Short exercise A:
Retype the stretch of the Harley-Davidson holiday spot post from "I caught the" through "tree. Whaddya think?", keeping every word and punctuation mark as it appears.
Short exercise B:
In the Harley-Davidson holiday spot post, how long until Daytona Bike Week does the Harley Countdown to Daytona Google Gadget show?
Short exercise C:
Write what comes next in the Harley-Davidson holiday spot post, starting after its final sentence.
-- start of Text block --
I caught the tail end of a Harley-Davidson Christmas spot the other day. I didn't get to see the whole thing and, as anyone in advertising knows, once you try to catch a spot you'll never see it and the ones you don't want to see keep showing up. So I was super happy to come across the spot on the Harley gadget on my iGoogle page. It turns out that it's on the h-d.com site as well but I didn't think to look there, it's easier when it's pushed to me. Here's the gadget with the spot:

I think it's pretty good, fits the brand and I like the pipes being left under the tree. Whaddya think?

Anyway, I was just sent a Harley Naughty List gift on Facebook based on the holiday campaign from a buddy of mine. I also just became a fan of Patagonia, Dr. Pepper and Willie Nelson on Facebook. I know when Seth, Tom or David post something new thanks to my Bloglines acount. I've been to 87 cities in 12 countries thanks to the TripAdvisor "Cities I've Visited" app. I know there's 72 days, 23 hours and 39 minutes until Daytona Bike Week thanks to the Harley Countdown to Daytona Google Gadget and I can find a Starbucks and arrange a meeting at the closest one thanks to the "Meet Me at Starbucks" gadget.
-- end of Text block --
-- start of Records supplied --
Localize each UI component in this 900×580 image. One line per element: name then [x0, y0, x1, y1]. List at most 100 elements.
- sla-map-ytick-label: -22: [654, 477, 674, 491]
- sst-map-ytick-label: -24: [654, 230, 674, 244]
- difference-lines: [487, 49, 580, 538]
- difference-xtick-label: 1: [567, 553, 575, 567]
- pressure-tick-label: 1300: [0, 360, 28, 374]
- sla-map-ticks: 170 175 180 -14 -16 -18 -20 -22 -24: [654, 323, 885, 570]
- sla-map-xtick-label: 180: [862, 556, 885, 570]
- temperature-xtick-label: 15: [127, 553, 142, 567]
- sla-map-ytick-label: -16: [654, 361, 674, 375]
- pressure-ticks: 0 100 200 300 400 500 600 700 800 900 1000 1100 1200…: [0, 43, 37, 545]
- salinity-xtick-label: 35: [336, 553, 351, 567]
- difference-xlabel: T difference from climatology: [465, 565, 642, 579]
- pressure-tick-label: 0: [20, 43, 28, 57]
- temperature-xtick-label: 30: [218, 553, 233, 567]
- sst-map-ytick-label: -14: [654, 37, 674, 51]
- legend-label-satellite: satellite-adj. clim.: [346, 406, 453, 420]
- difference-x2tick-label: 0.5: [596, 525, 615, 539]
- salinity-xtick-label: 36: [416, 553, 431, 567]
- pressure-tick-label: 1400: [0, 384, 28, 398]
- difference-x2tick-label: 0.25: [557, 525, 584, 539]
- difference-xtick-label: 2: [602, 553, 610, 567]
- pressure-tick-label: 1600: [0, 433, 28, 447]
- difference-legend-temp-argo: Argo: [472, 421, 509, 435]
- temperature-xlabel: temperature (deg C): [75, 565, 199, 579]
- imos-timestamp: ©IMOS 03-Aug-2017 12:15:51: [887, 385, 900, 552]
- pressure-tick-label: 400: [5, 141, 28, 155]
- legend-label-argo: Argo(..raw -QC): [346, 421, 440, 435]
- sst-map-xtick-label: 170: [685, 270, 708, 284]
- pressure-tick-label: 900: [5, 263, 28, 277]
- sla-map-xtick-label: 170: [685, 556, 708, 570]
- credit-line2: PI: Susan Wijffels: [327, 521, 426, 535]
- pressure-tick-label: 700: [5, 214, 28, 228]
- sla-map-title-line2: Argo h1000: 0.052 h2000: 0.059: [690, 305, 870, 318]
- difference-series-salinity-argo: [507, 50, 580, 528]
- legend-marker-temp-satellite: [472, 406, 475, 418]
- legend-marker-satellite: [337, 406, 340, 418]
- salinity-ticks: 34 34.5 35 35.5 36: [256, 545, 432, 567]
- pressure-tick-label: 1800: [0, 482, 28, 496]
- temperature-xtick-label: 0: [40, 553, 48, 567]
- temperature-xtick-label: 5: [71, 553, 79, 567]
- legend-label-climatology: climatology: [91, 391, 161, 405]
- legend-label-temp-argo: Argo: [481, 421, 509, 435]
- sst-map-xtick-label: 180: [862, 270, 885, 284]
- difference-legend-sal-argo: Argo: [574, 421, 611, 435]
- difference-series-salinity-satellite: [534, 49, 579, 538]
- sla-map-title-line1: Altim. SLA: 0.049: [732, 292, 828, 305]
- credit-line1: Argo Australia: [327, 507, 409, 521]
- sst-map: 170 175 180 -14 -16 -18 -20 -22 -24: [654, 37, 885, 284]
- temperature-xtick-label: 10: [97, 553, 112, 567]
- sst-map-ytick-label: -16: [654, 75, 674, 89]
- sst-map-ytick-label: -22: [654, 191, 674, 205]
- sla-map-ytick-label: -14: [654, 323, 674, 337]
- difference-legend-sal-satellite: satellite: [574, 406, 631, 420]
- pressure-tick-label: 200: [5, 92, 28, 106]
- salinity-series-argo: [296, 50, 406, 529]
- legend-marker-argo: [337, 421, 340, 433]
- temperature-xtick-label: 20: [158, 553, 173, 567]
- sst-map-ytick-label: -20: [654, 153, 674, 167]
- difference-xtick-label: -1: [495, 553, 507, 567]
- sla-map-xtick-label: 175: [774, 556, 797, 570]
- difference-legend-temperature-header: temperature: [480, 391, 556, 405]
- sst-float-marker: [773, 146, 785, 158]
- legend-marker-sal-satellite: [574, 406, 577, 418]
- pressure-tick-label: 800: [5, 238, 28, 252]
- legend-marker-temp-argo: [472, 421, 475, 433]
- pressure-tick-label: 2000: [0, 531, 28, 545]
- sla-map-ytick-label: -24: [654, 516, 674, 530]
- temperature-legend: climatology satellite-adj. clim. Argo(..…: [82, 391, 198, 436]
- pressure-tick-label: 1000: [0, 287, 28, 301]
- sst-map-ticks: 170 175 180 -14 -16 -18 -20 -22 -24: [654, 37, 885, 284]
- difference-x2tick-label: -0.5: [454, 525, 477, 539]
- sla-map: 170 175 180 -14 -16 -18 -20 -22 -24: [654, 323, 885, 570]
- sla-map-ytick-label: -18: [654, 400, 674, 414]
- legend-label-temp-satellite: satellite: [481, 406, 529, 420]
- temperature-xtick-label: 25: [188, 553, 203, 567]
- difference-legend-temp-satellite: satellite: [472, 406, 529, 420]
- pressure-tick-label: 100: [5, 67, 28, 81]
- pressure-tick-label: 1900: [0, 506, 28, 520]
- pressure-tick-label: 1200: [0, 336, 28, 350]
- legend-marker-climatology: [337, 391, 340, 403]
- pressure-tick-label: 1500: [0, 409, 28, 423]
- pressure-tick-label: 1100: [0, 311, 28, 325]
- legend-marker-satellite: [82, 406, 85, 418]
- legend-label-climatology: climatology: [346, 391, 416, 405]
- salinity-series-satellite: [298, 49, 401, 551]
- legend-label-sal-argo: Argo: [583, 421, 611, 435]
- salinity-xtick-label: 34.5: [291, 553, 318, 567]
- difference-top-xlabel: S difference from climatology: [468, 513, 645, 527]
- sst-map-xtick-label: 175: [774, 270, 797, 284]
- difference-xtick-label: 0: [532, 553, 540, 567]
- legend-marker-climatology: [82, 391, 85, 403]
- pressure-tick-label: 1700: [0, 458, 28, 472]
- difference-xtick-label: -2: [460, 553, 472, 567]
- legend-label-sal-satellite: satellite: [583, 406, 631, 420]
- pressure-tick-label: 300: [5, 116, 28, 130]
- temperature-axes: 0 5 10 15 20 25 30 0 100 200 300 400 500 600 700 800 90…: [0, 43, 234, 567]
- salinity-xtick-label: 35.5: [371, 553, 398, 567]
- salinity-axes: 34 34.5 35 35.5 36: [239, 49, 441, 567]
-- end of Records supplied --
Expected answer A:
I caught the tail end of a Harley-Davidson Christmas spot the other day. I didn't get to see the whole thing and, as anyone in advertising knows, once you try to catch a spot you'll never see it and the ones you don't want to see keep showing up. So I was super happy to come across the spot on the Harley gadget on my iGoogle page. It turns out that it's on the h-d.com site as well but I didn't think to look there, it's easier when it's pushed to me. Here's the gadget with the spot:

I think it's pretty good, fits the brand and I like the pipes being left under the tree. Whaddya think?

Expected answer B:
72 days, 23 hours and 39 minutes

Expected answer C:
Whether it's RSS feeds from your site or blog, gadgets and apps, an offer via Twitter, or basic opt-in, relevant and respectful e-mail, this is where it's at - permission marketing. Finding fans and letting them participate on their terms. I love it. I'm much more likely to learn about new Patagonia Spring products through my Facebook feed or their catalog (which is the original permission marketing vehicle) than through print or TV. If I have a meeting with someone, how much easier is it to set something up through Starbucks - I now know where one is that works for everyone involved in the meeting and can schedule it. And the cost. The cost! It doesn't reach 600 million Americans (which is impossible since there are only 300 million in the US but that's what reach and frequency from your media team or the pass-along rate from your PR team will claim) but it's impactful, relevant, respectful and cost efficient.

So to Scott B., Debbie G., Katia H. and Sean S., keep the Harley interactive goodness coming. And start sending me more gadget content and more Facebook news feeds. After all, I'm offically a fan. :)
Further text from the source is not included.